# PROVIDED RECORDS start

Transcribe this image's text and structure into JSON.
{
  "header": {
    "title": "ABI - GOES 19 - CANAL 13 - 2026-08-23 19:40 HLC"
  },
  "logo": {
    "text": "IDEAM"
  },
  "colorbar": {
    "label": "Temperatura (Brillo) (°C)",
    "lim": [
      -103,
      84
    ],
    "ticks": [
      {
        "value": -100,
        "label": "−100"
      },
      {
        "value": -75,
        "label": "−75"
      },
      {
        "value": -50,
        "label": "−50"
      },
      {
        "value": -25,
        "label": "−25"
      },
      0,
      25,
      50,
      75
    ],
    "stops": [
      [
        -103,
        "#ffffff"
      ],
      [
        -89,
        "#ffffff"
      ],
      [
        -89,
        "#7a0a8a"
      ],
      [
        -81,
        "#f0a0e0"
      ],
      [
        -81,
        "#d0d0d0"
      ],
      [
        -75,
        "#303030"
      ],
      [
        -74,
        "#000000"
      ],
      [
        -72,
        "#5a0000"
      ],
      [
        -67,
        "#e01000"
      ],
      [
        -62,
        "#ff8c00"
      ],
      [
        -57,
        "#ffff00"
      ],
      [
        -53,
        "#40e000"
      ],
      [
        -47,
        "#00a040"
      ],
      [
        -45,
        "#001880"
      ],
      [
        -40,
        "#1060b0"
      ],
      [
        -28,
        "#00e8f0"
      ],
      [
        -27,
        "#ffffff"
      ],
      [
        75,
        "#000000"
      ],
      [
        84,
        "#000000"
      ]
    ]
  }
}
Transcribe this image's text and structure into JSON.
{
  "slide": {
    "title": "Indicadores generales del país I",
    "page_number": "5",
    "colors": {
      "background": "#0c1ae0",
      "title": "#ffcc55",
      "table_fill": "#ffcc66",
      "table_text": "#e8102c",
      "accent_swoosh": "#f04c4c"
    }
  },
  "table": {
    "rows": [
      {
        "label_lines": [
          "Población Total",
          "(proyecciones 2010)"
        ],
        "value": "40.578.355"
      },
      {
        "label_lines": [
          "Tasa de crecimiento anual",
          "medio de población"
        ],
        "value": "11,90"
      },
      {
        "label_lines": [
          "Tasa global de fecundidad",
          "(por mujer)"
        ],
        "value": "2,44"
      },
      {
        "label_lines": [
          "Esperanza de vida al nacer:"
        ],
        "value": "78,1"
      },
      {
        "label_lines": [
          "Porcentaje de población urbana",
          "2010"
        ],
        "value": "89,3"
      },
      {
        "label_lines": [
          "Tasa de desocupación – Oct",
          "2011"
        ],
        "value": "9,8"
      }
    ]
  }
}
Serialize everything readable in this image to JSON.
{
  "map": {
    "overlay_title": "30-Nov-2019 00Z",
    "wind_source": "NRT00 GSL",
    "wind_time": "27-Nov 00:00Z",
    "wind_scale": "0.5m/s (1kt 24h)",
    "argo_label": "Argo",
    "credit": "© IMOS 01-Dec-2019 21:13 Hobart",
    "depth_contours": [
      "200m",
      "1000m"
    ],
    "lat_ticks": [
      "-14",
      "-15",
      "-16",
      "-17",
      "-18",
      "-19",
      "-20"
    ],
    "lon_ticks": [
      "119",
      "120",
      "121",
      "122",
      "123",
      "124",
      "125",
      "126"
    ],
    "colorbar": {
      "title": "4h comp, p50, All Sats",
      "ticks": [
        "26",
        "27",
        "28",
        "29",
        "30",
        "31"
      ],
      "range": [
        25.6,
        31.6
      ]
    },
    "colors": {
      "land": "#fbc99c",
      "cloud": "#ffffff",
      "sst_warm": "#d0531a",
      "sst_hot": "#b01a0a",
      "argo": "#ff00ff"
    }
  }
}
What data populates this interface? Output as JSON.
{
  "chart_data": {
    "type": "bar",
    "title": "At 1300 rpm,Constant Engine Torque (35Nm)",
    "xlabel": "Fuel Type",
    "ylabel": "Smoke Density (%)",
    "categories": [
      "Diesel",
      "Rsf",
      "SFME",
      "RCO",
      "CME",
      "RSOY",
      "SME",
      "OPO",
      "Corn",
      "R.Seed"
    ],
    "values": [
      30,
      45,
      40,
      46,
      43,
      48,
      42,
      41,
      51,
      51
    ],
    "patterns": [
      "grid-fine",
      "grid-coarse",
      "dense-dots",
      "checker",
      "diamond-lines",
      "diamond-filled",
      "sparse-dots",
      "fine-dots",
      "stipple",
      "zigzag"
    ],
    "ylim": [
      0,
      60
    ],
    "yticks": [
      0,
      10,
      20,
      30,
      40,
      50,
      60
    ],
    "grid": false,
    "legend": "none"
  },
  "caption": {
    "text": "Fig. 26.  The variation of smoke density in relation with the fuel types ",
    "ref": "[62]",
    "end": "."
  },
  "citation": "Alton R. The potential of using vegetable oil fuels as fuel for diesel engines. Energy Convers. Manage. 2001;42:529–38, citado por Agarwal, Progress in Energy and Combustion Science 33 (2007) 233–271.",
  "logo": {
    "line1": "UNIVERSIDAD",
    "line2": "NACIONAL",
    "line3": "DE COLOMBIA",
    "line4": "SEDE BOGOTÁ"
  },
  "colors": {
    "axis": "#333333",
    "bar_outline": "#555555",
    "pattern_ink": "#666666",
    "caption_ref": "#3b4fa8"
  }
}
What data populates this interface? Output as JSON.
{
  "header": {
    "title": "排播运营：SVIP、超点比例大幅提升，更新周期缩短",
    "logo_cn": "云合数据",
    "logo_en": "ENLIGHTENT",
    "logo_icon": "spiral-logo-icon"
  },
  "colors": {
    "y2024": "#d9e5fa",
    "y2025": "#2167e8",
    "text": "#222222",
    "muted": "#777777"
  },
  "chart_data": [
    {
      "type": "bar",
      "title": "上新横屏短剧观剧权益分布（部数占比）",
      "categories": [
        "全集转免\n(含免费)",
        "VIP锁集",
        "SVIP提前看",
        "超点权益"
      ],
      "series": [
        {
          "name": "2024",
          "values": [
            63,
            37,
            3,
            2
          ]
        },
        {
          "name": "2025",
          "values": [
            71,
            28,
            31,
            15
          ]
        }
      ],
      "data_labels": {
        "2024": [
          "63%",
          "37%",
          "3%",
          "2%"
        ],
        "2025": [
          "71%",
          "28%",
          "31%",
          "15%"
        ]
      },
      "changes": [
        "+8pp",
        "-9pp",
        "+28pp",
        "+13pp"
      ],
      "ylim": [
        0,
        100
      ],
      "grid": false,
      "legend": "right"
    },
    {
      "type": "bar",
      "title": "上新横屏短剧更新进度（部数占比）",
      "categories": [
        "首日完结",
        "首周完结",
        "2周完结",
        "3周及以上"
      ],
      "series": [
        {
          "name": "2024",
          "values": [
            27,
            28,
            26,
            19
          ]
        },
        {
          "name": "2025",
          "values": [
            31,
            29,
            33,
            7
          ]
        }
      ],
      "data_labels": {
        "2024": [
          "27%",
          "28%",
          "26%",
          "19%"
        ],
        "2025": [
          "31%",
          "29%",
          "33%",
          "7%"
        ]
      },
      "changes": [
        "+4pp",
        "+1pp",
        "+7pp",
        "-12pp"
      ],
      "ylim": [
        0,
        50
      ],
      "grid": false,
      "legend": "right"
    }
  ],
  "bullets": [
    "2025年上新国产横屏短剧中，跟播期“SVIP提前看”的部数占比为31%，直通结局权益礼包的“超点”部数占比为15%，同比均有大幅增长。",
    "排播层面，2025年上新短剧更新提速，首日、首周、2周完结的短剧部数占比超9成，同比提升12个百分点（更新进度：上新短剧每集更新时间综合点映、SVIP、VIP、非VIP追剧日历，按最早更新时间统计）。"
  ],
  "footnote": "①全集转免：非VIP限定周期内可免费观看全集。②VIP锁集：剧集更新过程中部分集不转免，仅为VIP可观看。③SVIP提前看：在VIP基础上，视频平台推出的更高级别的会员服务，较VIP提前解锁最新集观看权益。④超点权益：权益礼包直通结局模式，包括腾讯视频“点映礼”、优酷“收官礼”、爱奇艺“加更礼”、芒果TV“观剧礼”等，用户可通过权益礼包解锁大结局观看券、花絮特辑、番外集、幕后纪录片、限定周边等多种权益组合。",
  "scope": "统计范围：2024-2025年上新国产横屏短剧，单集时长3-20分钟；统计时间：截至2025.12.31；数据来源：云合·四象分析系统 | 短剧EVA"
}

# PROVIDED RECORDS end

Pick out, from the lines above, every one that contains the string "grid".

      "grid-fine",
      "grid-coarse",
    "grid": false,
      "grid": false,
      "grid": false,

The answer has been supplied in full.